> [Required work]:
Your task is to print all of the material verbatim.

#### Material for this exercise

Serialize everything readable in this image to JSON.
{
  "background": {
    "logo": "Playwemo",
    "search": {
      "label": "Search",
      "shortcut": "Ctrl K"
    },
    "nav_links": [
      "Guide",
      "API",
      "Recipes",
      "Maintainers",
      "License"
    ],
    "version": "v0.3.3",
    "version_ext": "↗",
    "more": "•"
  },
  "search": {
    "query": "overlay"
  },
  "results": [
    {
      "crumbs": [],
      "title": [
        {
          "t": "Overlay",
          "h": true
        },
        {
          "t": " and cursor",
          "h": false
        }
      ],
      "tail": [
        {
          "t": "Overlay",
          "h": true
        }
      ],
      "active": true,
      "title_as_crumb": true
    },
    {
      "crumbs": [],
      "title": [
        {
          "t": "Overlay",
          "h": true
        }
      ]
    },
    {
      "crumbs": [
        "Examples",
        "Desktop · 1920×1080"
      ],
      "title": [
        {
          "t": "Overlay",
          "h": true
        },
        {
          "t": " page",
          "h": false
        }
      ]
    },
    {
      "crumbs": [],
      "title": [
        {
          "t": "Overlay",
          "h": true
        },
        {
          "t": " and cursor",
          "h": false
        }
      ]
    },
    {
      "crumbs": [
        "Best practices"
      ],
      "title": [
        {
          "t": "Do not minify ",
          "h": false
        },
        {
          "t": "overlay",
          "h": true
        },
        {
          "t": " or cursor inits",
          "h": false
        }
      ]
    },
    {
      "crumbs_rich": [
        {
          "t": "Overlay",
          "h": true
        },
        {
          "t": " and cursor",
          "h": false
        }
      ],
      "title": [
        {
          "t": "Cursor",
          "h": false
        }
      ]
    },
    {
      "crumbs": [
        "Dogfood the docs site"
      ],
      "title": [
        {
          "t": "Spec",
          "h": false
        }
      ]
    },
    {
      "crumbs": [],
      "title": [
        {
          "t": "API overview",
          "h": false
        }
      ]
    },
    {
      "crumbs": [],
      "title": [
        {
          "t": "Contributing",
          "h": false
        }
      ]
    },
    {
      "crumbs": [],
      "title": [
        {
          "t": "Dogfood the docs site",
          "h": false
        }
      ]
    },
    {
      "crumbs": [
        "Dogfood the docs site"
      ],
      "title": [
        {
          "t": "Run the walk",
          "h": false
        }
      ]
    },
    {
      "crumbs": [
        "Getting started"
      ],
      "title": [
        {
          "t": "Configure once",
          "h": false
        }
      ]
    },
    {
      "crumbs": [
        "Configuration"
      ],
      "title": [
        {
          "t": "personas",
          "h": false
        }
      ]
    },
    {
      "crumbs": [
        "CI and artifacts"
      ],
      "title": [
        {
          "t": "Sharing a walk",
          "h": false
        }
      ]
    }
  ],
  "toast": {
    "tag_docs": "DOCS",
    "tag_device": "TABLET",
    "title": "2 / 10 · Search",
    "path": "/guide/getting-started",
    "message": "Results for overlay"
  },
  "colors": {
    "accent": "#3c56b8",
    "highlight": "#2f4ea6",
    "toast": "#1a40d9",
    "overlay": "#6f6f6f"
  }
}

########

> [Output of the task]:
Serialize everything readable in this image to JSON.
{
  "background": {
    "logo": "Playwemo",
    "search": {
      "label": "Search",
      "shortcut": "Ctrl K"
    },
    "nav_links": [
      "Guide",
      "API",
      "Recipes",
      "Maintainers",
      "License"
    ],
    "version": "v0.3.3",
    "version_ext": "↗",
    "more": "•"
  },
  "search": {
    "query": "overlay"
  },
  "results": [
    {
      "crumbs": [],
      "title": [
        {
          "t": "Overlay",
          "h": true
        },
        {
          "t": " and cursor",
          "h": false
        }
      ],
      "tail": [
        {
          "t": "Overlay",
          "h": true
        }
      ],
      "active": true,
      "title_as_crumb": true
    },
    {
      "crumbs": [],
      "title": [
        {
          "t": "Overlay",
          "h": true
        }
      ]
    },
    {
      "crumbs": [
        "Examples",
        "Desktop · 1920×1080"
      ],
      "title": [
        {
          "t": "Overlay",
          "h": true
        },
        {
          "t": " page",
          "h": false
        }
      ]
    },
    {
      "crumbs": [],
      "title": [
        {
          "t": "Overlay",
          "h": true
        },
        {
          "t": " and cursor",
          "h": false
        }
      ]
    },
    {
      "crumbs": [
        "Best practices"
      ],
      "title": [
        {
          "t": "Do not minify ",
          "h": false
        },
        {
          "t": "overlay",
          "h": true
        },
        {
          "t": " or cursor inits",
          "h": false
        }
      ]
    },
    {
      "crumbs_rich": [
        {
          "t": "Overlay",
          "h": true
        },
        {
          "t": " and cursor",
          "h": false
        }
      ],
      "title": [
        {
          "t": "Cursor",
          "h": false
        }
      ]
    },
    {
      "crumbs": [
        "Dogfood the docs site"
      ],
      "title": [
        {
          "t": "Spec",
          "h": false
        }
      ]
    },
    {
      "crumbs": [],
      "title": [
        {
          "t": "API overview",
          "h": false
        }
      ]
    },
    {
      "crumbs": [],
      "title": [
        {
          "t": "Contributing",
          "h": false
        }
      ]
    },
    {
      "crumbs": [],
      "title": [
        {
          "t": "Dogfood the docs site",
          "h": false
        }
      ]
    },
    {
      "crumbs": [
        "Dogfood the docs site"
      ],
      "title": [
        {
          "t": "Run the walk",
          "h": false
        }
      ]
    },
    {
      "crumbs": [
        "Getting started"
      ],
      "title": [
        {
          "t": "Configure once",
          "h": false
        }
      ]
    },
    {
      "crumbs": [
        "Configuration"
      ],
      "title": [
        {
          "t": "personas",
          "h": false
        }
      ]
    },
    {
      "crumbs": [
        "CI and artifacts"
      ],
      "title": [
        {
          "t": "Sharing a walk",
          "h": false
        }
      ]
    }
  ],
  "toast": {
    "tag_docs": "DOCS",
    "tag_device": "TABLET",
    "title": "2 / 10 · Search",
    "path": "/guide/getting-started",
    "message": "Results for overlay"
  },
  "colors": {
    "accent": "#3c56b8",
    "highlight": "#2f4ea6",
    "toast": "#1a40d9",
    "overlay": "#6f6f6f"
  }
}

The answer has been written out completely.